### Page element annotations
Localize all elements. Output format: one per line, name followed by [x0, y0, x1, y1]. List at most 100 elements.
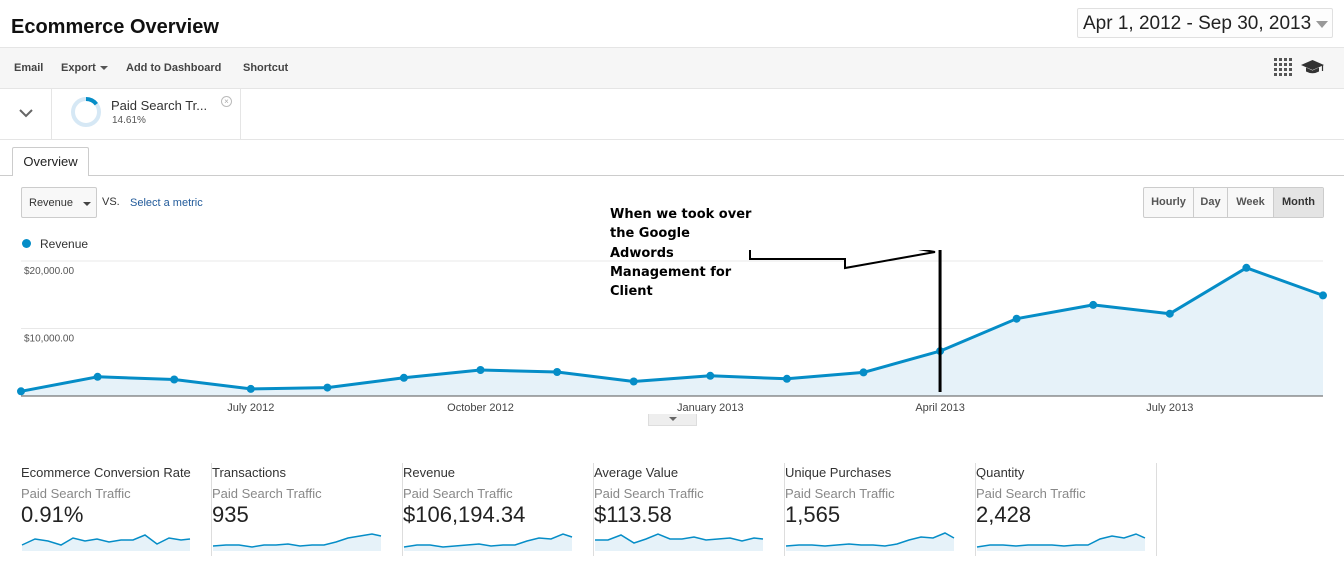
chevron-down-icon: [669, 417, 677, 421]
export-button[interactable]: Export: [61, 62, 108, 74]
stat-segment: Paid Search Traffic: [976, 486, 1086, 501]
x-tick-label: July 2012: [227, 402, 274, 414]
add-to-dashboard-button[interactable]: Add to Dashboard: [126, 62, 222, 74]
export-label: Export: [61, 62, 96, 74]
close-icon[interactable]: ×: [221, 96, 232, 107]
legend-label: Revenue: [40, 237, 89, 251]
sparkline: [21, 534, 191, 551]
stat-segment: Paid Search Traffic: [403, 486, 513, 501]
series-line: [20, 266, 1324, 393]
annotation-line: Client: [610, 284, 653, 300]
data-point: [1012, 314, 1021, 323]
series-area: [21, 267, 1323, 396]
data-point: [323, 383, 332, 392]
data-point: [246, 384, 255, 393]
data-point: [170, 375, 179, 384]
annotation-arrow: [749, 250, 936, 270]
annotation-line: Management for: [610, 264, 732, 280]
stat-segment: Paid Search Traffic: [785, 486, 895, 501]
stat-segment: Paid Search Traffic: [594, 486, 704, 501]
sparkline: [403, 533, 573, 551]
chevron-down-icon: [83, 202, 91, 206]
stat-name: Revenue: [403, 465, 456, 480]
stat-segment: Paid Search Traffic: [21, 486, 131, 501]
data-point: [399, 373, 408, 382]
data-point: [17, 387, 25, 396]
data-point: [1319, 291, 1327, 300]
stat-revenue[interactable]: Revenue Paid Search Traffic $106,194.34: [403, 463, 594, 556]
month-button[interactable]: Month: [1274, 188, 1323, 217]
x-tick-label: July 2013: [1146, 402, 1193, 414]
page-title: Ecommerce Overview: [11, 16, 219, 38]
stat-segment: Paid Search Traffic: [212, 486, 322, 501]
stat-quantity[interactable]: Quantity Paid Search Traffic 2,428: [976, 463, 1157, 556]
y-tick-label: $20,000.00: [24, 266, 74, 277]
stat-name: Unique Purchases: [785, 465, 892, 480]
segment-toggle[interactable]: [0, 89, 52, 139]
tab-divider: [0, 175, 1344, 176]
stat-value: 0.91%: [21, 502, 84, 527]
segment-percent: 14.61%: [112, 115, 146, 126]
stat-average-value[interactable]: Average Value Paid Search Traffic $113.5…: [594, 463, 785, 556]
week-button[interactable]: Week: [1228, 188, 1274, 217]
segment-card[interactable]: Paid Search Tr... 14.61% ×: [52, 89, 241, 139]
stat-value: $113.58: [594, 502, 672, 527]
period-toggle: Hourly Day Week Month: [1143, 187, 1324, 218]
sparkline: [976, 533, 1146, 551]
vs-label: VS.: [102, 196, 120, 208]
date-range-text: Apr 1, 2012 - Sep 30, 2013: [1083, 13, 1312, 34]
data-point: [629, 377, 638, 386]
annotation-line: Adwords: [610, 245, 674, 261]
data-point: [859, 368, 868, 377]
annotation-note: When we took over the Google Adwords Man…: [610, 205, 760, 301]
email-button[interactable]: Email: [14, 62, 44, 74]
stat-name: Transactions: [212, 465, 286, 480]
report-toolbar: Email Export Add to Dashboard Shortcut: [0, 47, 1344, 89]
day-button[interactable]: Day: [1194, 188, 1228, 217]
graduation-cap-icon[interactable]: [1300, 58, 1325, 76]
x-tick-label: April 2013: [915, 402, 965, 414]
legend-marker: [22, 239, 31, 248]
stat-value: 2,428: [976, 502, 1032, 527]
tab-overview[interactable]: Overview: [12, 147, 89, 176]
y-tick-label: $10,000.00: [24, 334, 74, 345]
shortcut-button[interactable]: Shortcut: [243, 62, 289, 74]
select-a-metric-link[interactable]: Select a metric: [130, 197, 203, 209]
data-point: [553, 368, 562, 376]
stat-name: Average Value: [594, 465, 679, 480]
metric-select-value: Revenue: [29, 197, 74, 209]
segment-donut-icon: [71, 97, 101, 127]
chevron-down-icon: [99, 66, 108, 71]
data-point: [782, 374, 791, 383]
chevron-down-icon: [1316, 21, 1328, 28]
segment-bar: Paid Search Tr... 14.61% ×: [0, 89, 1344, 140]
annotation-line: When we took over: [610, 207, 752, 222]
data-point: [1242, 263, 1251, 272]
data-point: [476, 366, 485, 374]
metric-select[interactable]: Revenue: [21, 187, 97, 218]
sparkline: [785, 532, 955, 551]
date-range-picker[interactable]: Apr 1, 2012 - Sep 30, 2013: [1077, 8, 1333, 38]
chevron-down-icon: [19, 109, 33, 118]
stat-name: Quantity: [976, 465, 1025, 480]
stat-transactions[interactable]: Transactions Paid Search Traffic 935: [212, 463, 403, 556]
data-point: [1165, 309, 1174, 318]
stat-unique-purchases[interactable]: Unique Purchases Paid Search Traffic 1,5…: [785, 463, 976, 556]
revenue-chart: $20,000.00 $10,000.00 July 2012 October 201…: [17, 250, 1327, 414]
grid-icon[interactable]: [1274, 58, 1293, 77]
stat-value: 1,565: [785, 502, 841, 527]
sparkline: [212, 533, 382, 551]
x-tick-label: January 2013: [677, 402, 744, 414]
sparkline: [595, 533, 764, 551]
chart-collapse-toggle[interactable]: [648, 414, 697, 426]
annotation-line: the Google: [610, 226, 690, 242]
x-tick-label: October 2012: [447, 402, 514, 414]
stat-value: $106,194.34: [403, 502, 526, 527]
stat-conversion-rate[interactable]: Ecommerce Conversion Rate Paid Search Tr…: [21, 463, 212, 556]
stat-name: Ecommerce Conversion Rate: [21, 465, 191, 480]
data-point: [1089, 300, 1098, 309]
hourly-button[interactable]: Hourly: [1144, 188, 1194, 217]
data-point: [706, 371, 715, 380]
segment-label: Paid Search Tr...: [111, 98, 208, 113]
data-point: [93, 372, 102, 381]
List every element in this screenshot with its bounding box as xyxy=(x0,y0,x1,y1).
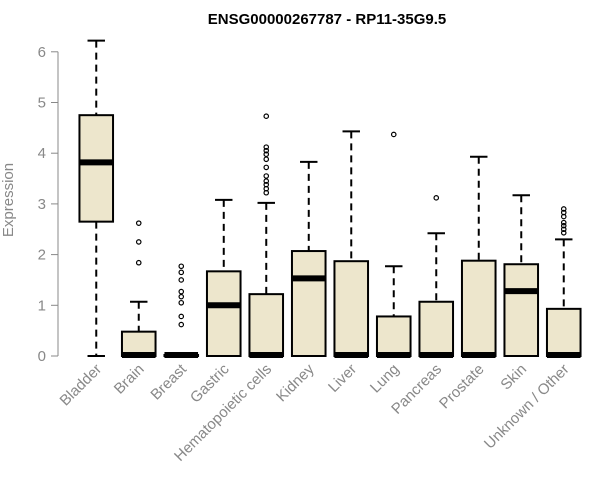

### YOUR INSTRUCTIONS
Retype the records above word for word, from the line containing "chevron-down-icon: [669, 417, 677, 421]" through the line containing "stat-segment: Paid Search Traffic: [785, 486, 895, 501]", both included.

### THE COMPLETED TASK
chevron-down-icon: [669, 417, 677, 421]
export-button[interactable]: Export: [61, 62, 108, 74]
stat-segment: Paid Search Traffic: [976, 486, 1086, 501]
x-tick-label: July 2012: [227, 402, 274, 414]
add-to-dashboard-button[interactable]: Add to Dashboard: [126, 62, 222, 74]
export-label: Export: [61, 62, 96, 74]
close-icon[interactable]: ×: [221, 96, 232, 107]
legend-label: Revenue: [40, 237, 89, 251]
sparkline: [21, 534, 191, 551]
stat-segment: Paid Search Traffic: [403, 486, 513, 501]
series-line: [20, 266, 1324, 393]
annotation-line: Client: [610, 284, 653, 300]
data-point: [1012, 314, 1021, 323]
series-area: [21, 267, 1323, 396]
data-point: [323, 383, 332, 392]
data-point: [246, 384, 255, 393]
data-point: [170, 375, 179, 384]
annotation-arrow: [749, 250, 936, 270]
annotation-line: Management for: [610, 264, 732, 280]
stat-segment: Paid Search Traffic: [785, 486, 895, 501]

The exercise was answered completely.